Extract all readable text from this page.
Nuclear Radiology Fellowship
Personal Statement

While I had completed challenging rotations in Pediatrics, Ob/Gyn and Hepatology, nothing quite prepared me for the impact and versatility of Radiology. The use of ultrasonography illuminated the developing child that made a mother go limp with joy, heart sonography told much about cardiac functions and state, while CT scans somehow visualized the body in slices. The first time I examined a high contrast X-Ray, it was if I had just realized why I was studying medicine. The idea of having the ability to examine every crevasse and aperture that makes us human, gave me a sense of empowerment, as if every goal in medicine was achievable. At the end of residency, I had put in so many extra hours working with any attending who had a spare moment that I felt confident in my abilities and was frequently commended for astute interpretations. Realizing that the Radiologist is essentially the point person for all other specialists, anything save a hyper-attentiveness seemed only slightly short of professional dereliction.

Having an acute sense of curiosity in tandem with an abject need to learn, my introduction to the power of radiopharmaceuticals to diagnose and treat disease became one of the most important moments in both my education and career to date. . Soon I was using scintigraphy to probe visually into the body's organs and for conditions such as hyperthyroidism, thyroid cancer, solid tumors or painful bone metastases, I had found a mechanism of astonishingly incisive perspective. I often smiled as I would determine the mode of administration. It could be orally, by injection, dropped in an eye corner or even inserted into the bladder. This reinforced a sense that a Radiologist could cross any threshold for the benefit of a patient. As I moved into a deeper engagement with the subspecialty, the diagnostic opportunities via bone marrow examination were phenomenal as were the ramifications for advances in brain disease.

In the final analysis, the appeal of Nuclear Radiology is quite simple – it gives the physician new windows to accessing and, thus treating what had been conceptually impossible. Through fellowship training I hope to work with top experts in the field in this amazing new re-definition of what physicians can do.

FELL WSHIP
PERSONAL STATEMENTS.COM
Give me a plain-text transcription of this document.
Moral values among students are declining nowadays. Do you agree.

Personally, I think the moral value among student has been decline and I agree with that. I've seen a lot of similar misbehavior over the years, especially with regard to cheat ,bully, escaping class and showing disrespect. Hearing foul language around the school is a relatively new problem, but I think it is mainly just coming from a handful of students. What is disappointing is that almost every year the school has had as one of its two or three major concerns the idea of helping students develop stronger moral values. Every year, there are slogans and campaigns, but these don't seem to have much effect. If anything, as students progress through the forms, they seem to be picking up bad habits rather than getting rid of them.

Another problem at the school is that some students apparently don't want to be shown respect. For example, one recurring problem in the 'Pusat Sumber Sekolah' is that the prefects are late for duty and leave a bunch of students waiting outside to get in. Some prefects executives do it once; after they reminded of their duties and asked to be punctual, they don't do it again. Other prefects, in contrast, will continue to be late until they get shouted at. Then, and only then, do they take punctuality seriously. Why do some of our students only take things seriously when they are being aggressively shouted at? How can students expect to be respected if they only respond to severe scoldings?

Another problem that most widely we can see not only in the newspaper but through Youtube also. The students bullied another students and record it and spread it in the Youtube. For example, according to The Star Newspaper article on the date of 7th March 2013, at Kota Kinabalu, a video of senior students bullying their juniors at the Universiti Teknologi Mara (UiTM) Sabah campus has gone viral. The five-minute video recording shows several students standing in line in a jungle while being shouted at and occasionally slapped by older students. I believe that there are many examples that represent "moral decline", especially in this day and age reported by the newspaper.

=-=-=-=-=

INSTRUCTIONS FOR THE TASK: What's needed is an exact copy of every entry.

SOLUTION:
Extract all readable text from this page.
Nuclear Radiology Fellowship
Personal Statement

While I had completed challenging rotations in Pediatrics, Ob/Gyn and Hepatology, nothing quite prepared me for the impact and versatility of Radiology. The use of ultrasonography illuminated the developing child that made a mother go limp with joy, heart sonography told much about cardiac functions and state, while CT scans somehow visualized the body in slices. The first time I examined a high contrast X-Ray, it was if I had just realized why I was studying medicine. The idea of having the ability to examine every crevasse and aperture that makes us human, gave me a sense of empowerment, as if every goal in medicine was achievable. At the end of residency, I had put in so many extra hours working with any attending who had a spare moment that I felt confident in my abilities and was frequently commended for astute interpretations. Realizing that the Radiologist is essentially the point person for all other specialists, anything save a hyper-attentiveness seemed only slightly short of professional dereliction.

Having an acute sense of curiosity in tandem with an abject need to learn, my introduction to the power of radiopharmaceuticals to diagnose and treat disease became one of the most important moments in both my education and career to date. . Soon I was using scintigraphy to probe visually into the body's organs and for conditions such as hyperthyroidism, thyroid cancer, solid tumors or painful bone metastases, I had found a mechanism of astonishingly incisive perspective. I often smiled as I would determine the mode of administration. It could be orally, by injection, dropped in an eye corner or even inserted into the bladder. This reinforced a sense that a Radiologist could cross any threshold for the benefit of a patient. As I moved into a deeper engagement with the subspecialty, the diagnostic opportunities via bone marrow examination were phenomenal as were the ramifications for advances in brain disease.

In the final analysis, the appeal of Nuclear Radiology is quite simple – it gives the physician new windows to accessing and, thus treating what had been conceptually impossible. Through fellowship training I hope to work with top experts in the field in this amazing new re-definition of what physicians can do.

FELL WSHIP
PERSONAL STATEMENTS.COM
Give me a plain-text transcription of this document.
Moral values among students are declining nowadays. Do you agree.

Personally, I think the moral value among student has been decline and I agree with that. I've seen a lot of similar misbehavior over the years, especially with regard to cheat ,bully, escaping class and showing disrespect. Hearing foul language around the school is a relatively new problem, but I think it is mainly just coming from a handful of students. What is disappointing is that almost every year the school has had as one of its two or three major concerns the idea of helping students develop stronger moral values. Every year, there are slogans and campaigns, but these don't seem to have much effect. If anything, as students progress through the forms, they seem to be picking up bad habits rather than getting rid of them.

Another problem at the school is that some students apparently don't want to be shown respect. For example, one recurring problem in the 'Pusat Sumber Sekolah' is that the prefects are late for duty and leave a bunch of students waiting outside to get in. Some prefects executives do it once; after they reminded of their duties and asked to be punctual, they don't do it again. Other prefects, in contrast, will continue to be late until they get shouted at. Then, and only then, do they take punctuality seriously. Why do some of our students only take things seriously when they are being aggressively shouted at? How can students expect to be respected if they only respond to severe scoldings?

Another problem that most widely we can see not only in the newspaper but through Youtube also. The students bullied another students and record it and spread it in the Youtube. For example, according to The Star Newspaper article on the date of 7th March 2013, at Kota Kinabalu, a video of senior students bullying their juniors at the Universiti Teknologi Mara (UiTM) Sabah campus has gone viral. The five-minute video recording shows several students standing in line in a jungle while being shouted at and occasionally slapped by older students. I believe that there are many examples that represent "moral decline", especially in this day and age reported by the newspaper.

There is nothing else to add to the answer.